- [What you need to do] How many of the lines below contain "labels"? Answer with that number alone.

- [Given data]
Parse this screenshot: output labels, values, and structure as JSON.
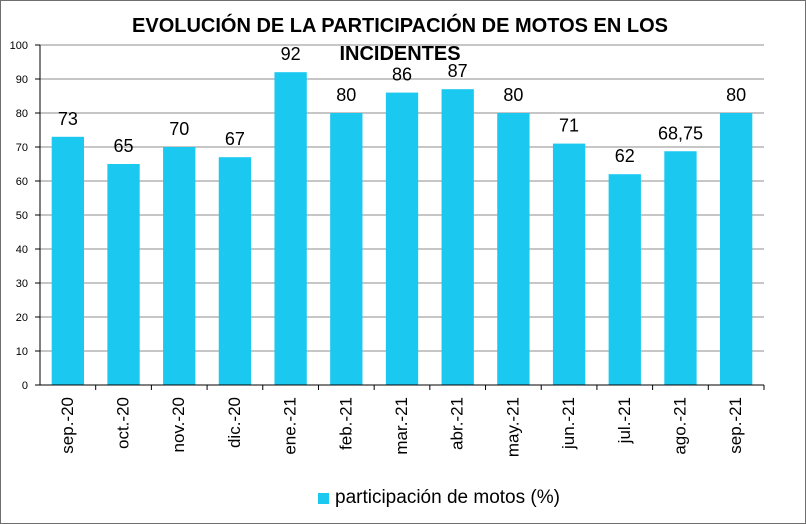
{
  "colors": {
    "bar": "#1ac8f0",
    "grid": "#8c8c8c",
    "axis": "#000000",
    "background": "#ffffff"
  },
  "chart_data": {
    "type": "bar",
    "title": "EVOLUCIÓN DE LA PARTICIPACIÓN DE MOTOS EN LOS INCIDENTES",
    "xlabel": "",
    "ylabel": "",
    "ylim": [
      0,
      100
    ],
    "yticks": [
      "0",
      "10",
      "20",
      "30",
      "40",
      "50",
      "60",
      "70",
      "80",
      "90",
      "100"
    ],
    "grid": true,
    "legend_position": "bottom",
    "categories": [
      "sep.-20",
      "oct.-20",
      "nov.-20",
      "dic.-20",
      "ene.-21",
      "feb.-21",
      "mar.-21",
      "abr.-21",
      "may.-21",
      "jun.-21",
      "jul.-21",
      "ago.-21",
      "sep.-21"
    ],
    "series": [
      {
        "name": "participación de motos (%)",
        "values": [
          73,
          65,
          70,
          67,
          92,
          80,
          86,
          87,
          80,
          71,
          62,
          68.75,
          80
        ],
        "labels": [
          "73",
          "65",
          "70",
          "67",
          "92",
          "80",
          "86",
          "87",
          "80",
          "71",
          "62",
          "68,75",
          "80"
        ]
      }
    ]
  }
}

- [Answer for this exercise] 2